-- begin --

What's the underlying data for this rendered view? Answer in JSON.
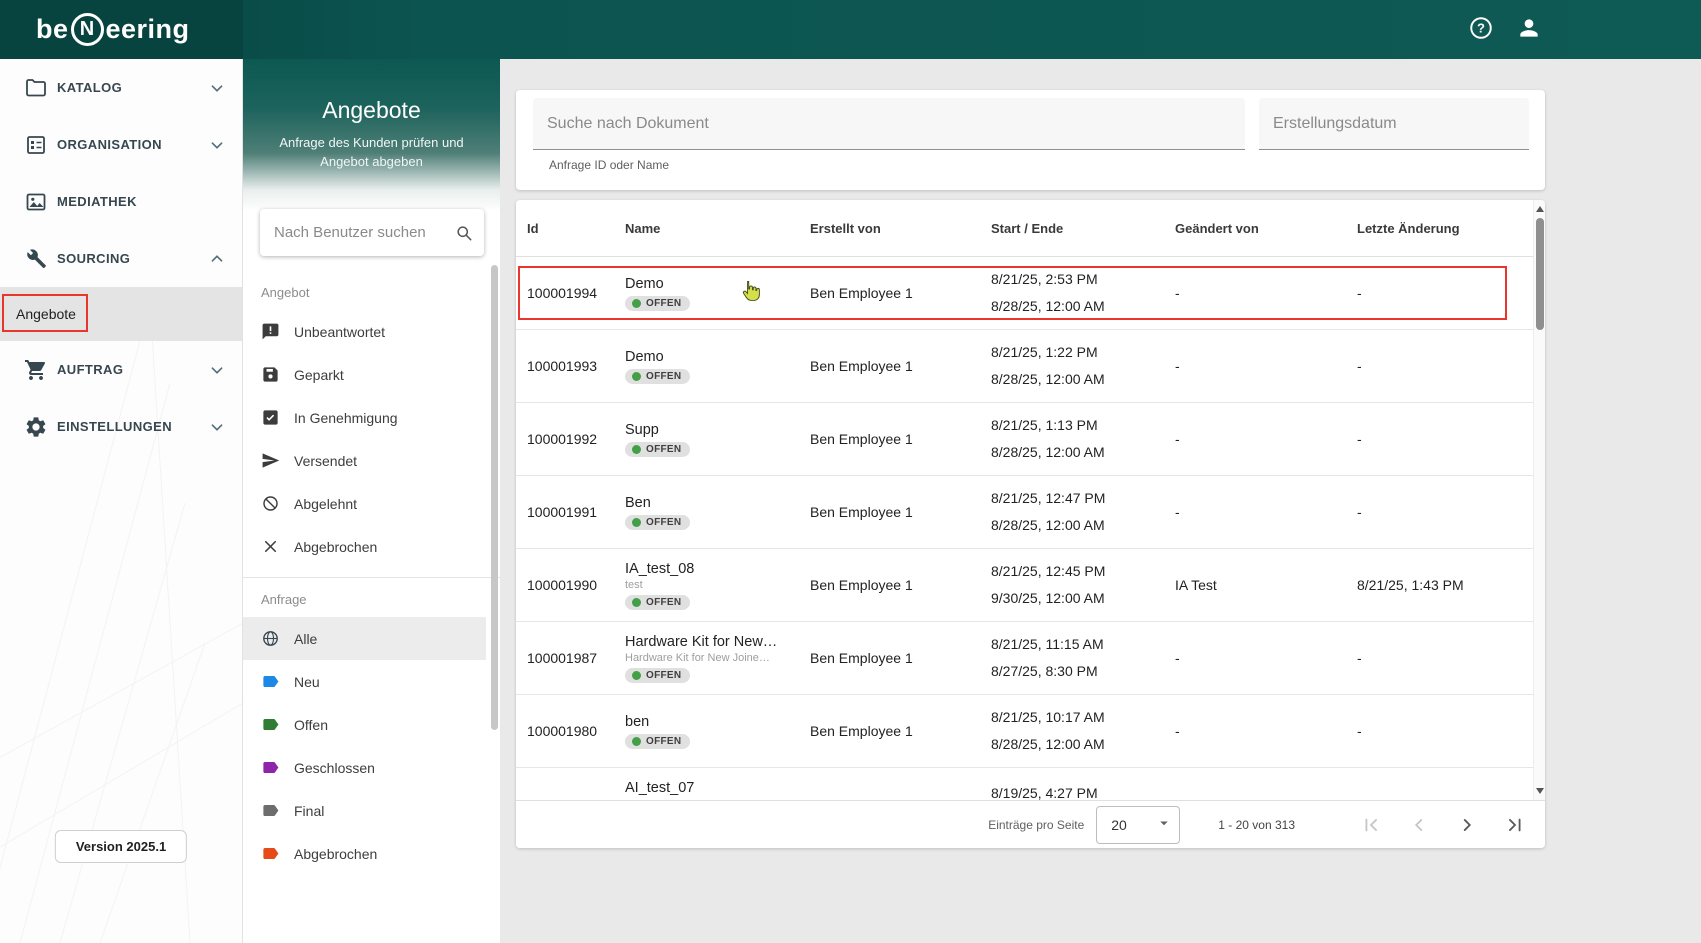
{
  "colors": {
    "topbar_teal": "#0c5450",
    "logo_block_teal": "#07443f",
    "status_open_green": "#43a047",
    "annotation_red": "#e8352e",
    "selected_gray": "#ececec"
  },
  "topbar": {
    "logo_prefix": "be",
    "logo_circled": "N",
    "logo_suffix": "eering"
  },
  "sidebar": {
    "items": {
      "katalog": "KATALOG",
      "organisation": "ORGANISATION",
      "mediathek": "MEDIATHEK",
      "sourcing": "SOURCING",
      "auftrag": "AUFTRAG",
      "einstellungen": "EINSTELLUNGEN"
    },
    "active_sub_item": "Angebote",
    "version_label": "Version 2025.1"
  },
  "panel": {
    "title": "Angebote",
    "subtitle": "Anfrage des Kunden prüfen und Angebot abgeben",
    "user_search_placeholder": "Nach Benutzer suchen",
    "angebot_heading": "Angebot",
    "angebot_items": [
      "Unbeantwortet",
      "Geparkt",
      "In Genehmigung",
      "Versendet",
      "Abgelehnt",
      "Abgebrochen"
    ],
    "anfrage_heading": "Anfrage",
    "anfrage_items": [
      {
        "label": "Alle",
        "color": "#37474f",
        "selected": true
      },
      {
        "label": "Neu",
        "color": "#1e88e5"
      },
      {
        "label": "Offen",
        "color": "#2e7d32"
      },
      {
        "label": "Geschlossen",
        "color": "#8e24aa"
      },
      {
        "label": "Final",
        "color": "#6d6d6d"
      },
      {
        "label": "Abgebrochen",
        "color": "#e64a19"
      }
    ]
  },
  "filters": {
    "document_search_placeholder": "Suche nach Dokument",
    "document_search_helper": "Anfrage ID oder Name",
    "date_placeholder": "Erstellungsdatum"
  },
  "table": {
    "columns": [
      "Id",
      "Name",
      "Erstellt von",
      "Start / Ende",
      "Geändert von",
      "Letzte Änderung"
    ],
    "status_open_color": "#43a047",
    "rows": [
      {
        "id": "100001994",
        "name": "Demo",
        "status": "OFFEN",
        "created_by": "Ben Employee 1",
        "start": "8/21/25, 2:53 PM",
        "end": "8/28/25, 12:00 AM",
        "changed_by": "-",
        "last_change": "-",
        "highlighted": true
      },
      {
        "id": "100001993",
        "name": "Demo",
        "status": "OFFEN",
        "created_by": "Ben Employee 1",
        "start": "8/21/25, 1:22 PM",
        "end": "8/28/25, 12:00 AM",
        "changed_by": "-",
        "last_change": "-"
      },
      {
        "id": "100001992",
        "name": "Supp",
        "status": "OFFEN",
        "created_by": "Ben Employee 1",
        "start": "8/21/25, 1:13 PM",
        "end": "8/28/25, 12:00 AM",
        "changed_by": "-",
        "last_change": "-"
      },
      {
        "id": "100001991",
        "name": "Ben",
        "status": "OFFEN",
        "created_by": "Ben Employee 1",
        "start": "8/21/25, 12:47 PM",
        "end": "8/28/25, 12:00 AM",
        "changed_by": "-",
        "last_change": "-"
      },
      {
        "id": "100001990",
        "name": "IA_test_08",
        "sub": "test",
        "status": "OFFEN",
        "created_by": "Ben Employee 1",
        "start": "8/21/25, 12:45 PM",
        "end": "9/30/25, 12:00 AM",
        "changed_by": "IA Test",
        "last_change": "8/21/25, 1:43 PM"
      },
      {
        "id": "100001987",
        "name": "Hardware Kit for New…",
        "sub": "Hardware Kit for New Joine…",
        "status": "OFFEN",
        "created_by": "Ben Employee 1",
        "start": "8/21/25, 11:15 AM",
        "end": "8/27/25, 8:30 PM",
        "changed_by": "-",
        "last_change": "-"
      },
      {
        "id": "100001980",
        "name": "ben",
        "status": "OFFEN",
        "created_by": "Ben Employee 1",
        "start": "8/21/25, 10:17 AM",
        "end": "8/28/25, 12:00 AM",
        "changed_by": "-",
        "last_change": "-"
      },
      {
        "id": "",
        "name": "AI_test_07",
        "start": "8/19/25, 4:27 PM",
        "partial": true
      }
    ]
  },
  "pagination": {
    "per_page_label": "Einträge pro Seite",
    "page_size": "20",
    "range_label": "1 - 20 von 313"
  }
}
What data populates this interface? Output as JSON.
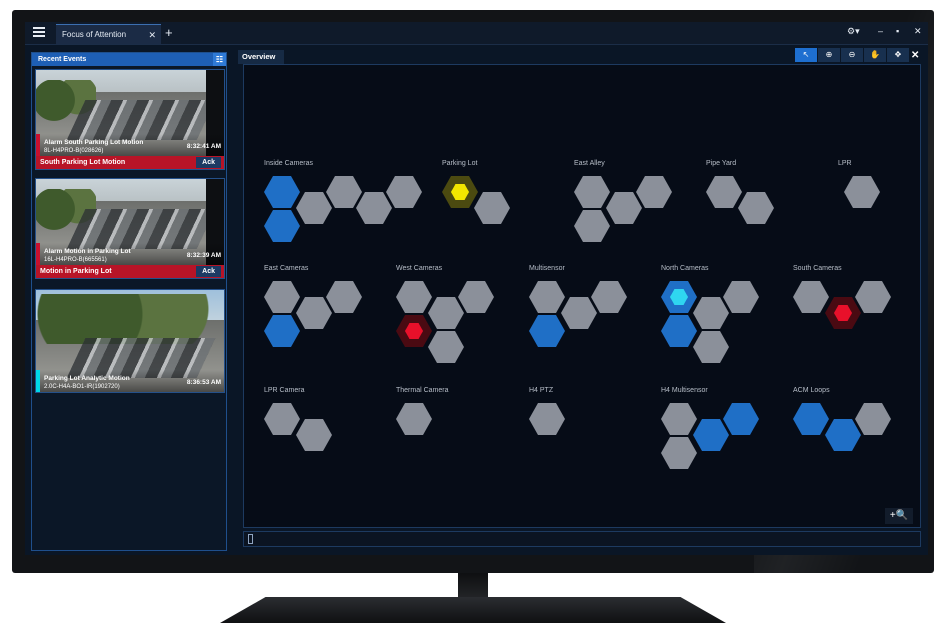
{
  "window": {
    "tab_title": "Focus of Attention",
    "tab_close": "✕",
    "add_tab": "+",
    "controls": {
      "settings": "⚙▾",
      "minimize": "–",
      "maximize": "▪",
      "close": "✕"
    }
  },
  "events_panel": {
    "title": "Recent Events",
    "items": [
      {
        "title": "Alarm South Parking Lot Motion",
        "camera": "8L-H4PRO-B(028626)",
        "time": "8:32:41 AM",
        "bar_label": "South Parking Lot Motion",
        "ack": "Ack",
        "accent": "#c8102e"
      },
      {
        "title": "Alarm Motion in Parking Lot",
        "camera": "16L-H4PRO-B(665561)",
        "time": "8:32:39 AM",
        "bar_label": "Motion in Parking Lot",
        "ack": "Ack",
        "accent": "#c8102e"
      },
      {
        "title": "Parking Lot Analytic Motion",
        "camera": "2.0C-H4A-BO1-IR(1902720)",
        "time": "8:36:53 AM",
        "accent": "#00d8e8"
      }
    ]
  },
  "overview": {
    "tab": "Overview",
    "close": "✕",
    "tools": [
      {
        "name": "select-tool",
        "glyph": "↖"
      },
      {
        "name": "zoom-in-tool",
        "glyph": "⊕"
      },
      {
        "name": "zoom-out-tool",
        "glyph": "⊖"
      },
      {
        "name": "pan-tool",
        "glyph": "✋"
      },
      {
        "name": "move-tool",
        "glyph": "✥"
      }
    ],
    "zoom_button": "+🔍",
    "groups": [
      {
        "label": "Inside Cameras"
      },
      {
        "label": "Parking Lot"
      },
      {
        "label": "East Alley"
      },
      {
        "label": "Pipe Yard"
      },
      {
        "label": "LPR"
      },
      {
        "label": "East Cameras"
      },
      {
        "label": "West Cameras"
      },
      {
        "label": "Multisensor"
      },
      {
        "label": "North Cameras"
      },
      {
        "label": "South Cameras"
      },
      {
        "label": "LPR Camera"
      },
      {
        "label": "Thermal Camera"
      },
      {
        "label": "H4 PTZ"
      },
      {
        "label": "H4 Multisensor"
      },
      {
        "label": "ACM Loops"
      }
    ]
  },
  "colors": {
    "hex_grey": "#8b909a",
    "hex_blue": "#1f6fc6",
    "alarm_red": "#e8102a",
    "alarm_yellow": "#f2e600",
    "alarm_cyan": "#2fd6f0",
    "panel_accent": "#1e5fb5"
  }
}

-- end --

* WHAT YOU SHOULD DO
Quote the entries above word for word. Leave the images out.

* SOLUTION TO THIS TASK
What's the underlying data for this rendered view? Answer in JSON.
{
  "colors": {
    "topbar_teal": "#0c5450",
    "logo_block_teal": "#07443f",
    "status_open_green": "#43a047",
    "annotation_red": "#e8352e",
    "selected_gray": "#ececec"
  },
  "topbar": {
    "logo_prefix": "be",
    "logo_circled": "N",
    "logo_suffix": "eering"
  },
  "sidebar": {
    "items": {
      "katalog": "KATALOG",
      "organisation": "ORGANISATION",
      "mediathek": "MEDIATHEK",
      "sourcing": "SOURCING",
      "auftrag": "AUFTRAG",
      "einstellungen": "EINSTELLUNGEN"
    },
    "active_sub_item": "Angebote",
    "version_label": "Version 2025.1"
  },
  "panel": {
    "title": "Angebote",
    "subtitle": "Anfrage des Kunden prüfen und Angebot abgeben",
    "user_search_placeholder": "Nach Benutzer suchen",
    "angebot_heading": "Angebot",
    "angebot_items": [
      "Unbeantwortet",
      "Geparkt",
      "In Genehmigung",
      "Versendet",
      "Abgelehnt",
      "Abgebrochen"
    ],
    "anfrage_heading": "Anfrage",
    "anfrage_items": [
      {
        "label": "Alle",
        "color": "#37474f",
        "selected": true
      },
      {
        "label": "Neu",
        "color": "#1e88e5"
      },
      {
        "label": "Offen",
        "color": "#2e7d32"
      },
      {
        "label": "Geschlossen",
        "color": "#8e24aa"
      },
      {
        "label": "Final",
        "color": "#6d6d6d"
      },
      {
        "label": "Abgebrochen",
        "color": "#e64a19"
      }
    ]
  },
  "filters": {
    "document_search_placeholder": "Suche nach Dokument",
    "document_search_helper": "Anfrage ID oder Name",
    "date_placeholder": "Erstellungsdatum"
  },
  "table": {
    "columns": [
      "Id",
      "Name",
      "Erstellt von",
      "Start / Ende",
      "Geändert von",
      "Letzte Änderung"
    ],
    "status_open_color": "#43a047",
    "rows": [
      {
        "id": "100001994",
        "name": "Demo",
        "status": "OFFEN",
        "created_by": "Ben Employee 1",
        "start": "8/21/25, 2:53 PM",
        "end": "8/28/25, 12:00 AM",
        "changed_by": "-",
        "last_change": "-",
        "highlighted": true
      },
      {
        "id": "100001993",
        "name": "Demo",
        "status": "OFFEN",
        "created_by": "Ben Employee 1",
        "start": "8/21/25, 1:22 PM",
        "end": "8/28/25, 12:00 AM",
        "changed_by": "-",
        "last_change": "-"
      },
      {
        "id": "100001992",
        "name": "Supp",
        "status": "OFFEN",
        "created_by": "Ben Employee 1",
        "start": "8/21/25, 1:13 PM",
        "end": "8/28/25, 12:00 AM",
        "changed_by": "-",
        "last_change": "-"
      },
      {
        "id": "100001991",
        "name": "Ben",
        "status": "OFFEN",
        "created_by": "Ben Employee 1",
        "start": "8/21/25, 12:47 PM",
        "end": "8/28/25, 12:00 AM",
        "changed_by": "-",
        "last_change": "-"
      },
      {
        "id": "100001990",
        "name": "IA_test_08",
        "sub": "test",
        "status": "OFFEN",
        "created_by": "Ben Employee 1",
        "start": "8/21/25, 12:45 PM",
        "end": "9/30/25, 12:00 AM",
        "changed_by": "IA Test",
        "last_change": "8/21/25, 1:43 PM"
      },
      {
        "id": "100001987",
        "name": "Hardware Kit for New…",
        "sub": "Hardware Kit for New Joine…",
        "status": "OFFEN",
        "created_by": "Ben Employee 1",
        "start": "8/21/25, 11:15 AM",
        "end": "8/27/25, 8:30 PM",
        "changed_by": "-",
        "last_change": "-"
      },
      {
        "id": "100001980",
        "name": "ben",
        "status": "OFFEN",
        "created_by": "Ben Employee 1",
        "start": "8/21/25, 10:17 AM",
        "end": "8/28/25, 12:00 AM",
        "changed_by": "-",
        "last_change": "-"
      },
      {
        "id": "",
        "name": "AI_test_07",
        "start": "8/19/25, 4:27 PM",
        "partial": true
      }
    ]
  },
  "pagination": {
    "per_page_label": "Einträge pro Seite",
    "page_size": "20",
    "range_label": "1 - 20 von 313"
  }
}
What data populates this interface? Output as JSON.
{
  "window": {
    "tab_title": "Focus of Attention",
    "tab_close": "✕",
    "add_tab": "+",
    "controls": {
      "settings": "⚙▾",
      "minimize": "–",
      "maximize": "▪",
      "close": "✕"
    }
  },
  "events_panel": {
    "title": "Recent Events",
    "items": [
      {
        "title": "Alarm South Parking Lot Motion",
        "camera": "8L-H4PRO-B(028626)",
        "time": "8:32:41 AM",
        "bar_label": "South Parking Lot Motion",
        "ack": "Ack",
        "accent": "#c8102e"
      },
      {
        "title": "Alarm Motion in Parking Lot",
        "camera": "16L-H4PRO-B(665561)",
        "time": "8:32:39 AM",
        "bar_label": "Motion in Parking Lot",
        "ack": "Ack",
        "accent": "#c8102e"
      },
      {
        "title": "Parking Lot Analytic Motion",
        "camera": "2.0C-H4A-BO1-IR(1902720)",
        "time": "8:36:53 AM",
        "accent": "#00d8e8"
      }
    ]
  },
  "overview": {
    "tab": "Overview",
    "close": "✕",
    "tools": [
      {
        "name": "select-tool",
        "glyph": "↖"
      },
      {
        "name": "zoom-in-tool",
        "glyph": "⊕"
      },
      {
        "name": "zoom-out-tool",
        "glyph": "⊖"
      },
      {
        "name": "pan-tool",
        "glyph": "✋"
      },
      {
        "name": "move-tool",
        "glyph": "✥"
      }
    ],
    "zoom_button": "+🔍",
    "groups": [
      {
        "label": "Inside Cameras"
      },
      {
        "label": "Parking Lot"
      },
      {
        "label": "East Alley"
      },
      {
        "label": "Pipe Yard"
      },
      {
        "label": "LPR"
      },
      {
        "label": "East Cameras"
      },
      {
        "label": "West Cameras"
      },
      {
        "label": "Multisensor"
      },
      {
        "label": "North Cameras"
      },
      {
        "label": "South Cameras"
      },
      {
        "label": "LPR Camera"
      },
      {
        "label": "Thermal Camera"
      },
      {
        "label": "H4 PTZ"
      },
      {
        "label": "H4 Multisensor"
      },
      {
        "label": "ACM Loops"
      }
    ]
  },
  "colors": {
    "hex_grey": "#8b909a",
    "hex_blue": "#1f6fc6",
    "alarm_red": "#e8102a",
    "alarm_yellow": "#f2e600",
    "alarm_cyan": "#2fd6f0",
    "panel_accent": "#1e5fb5"
  }
}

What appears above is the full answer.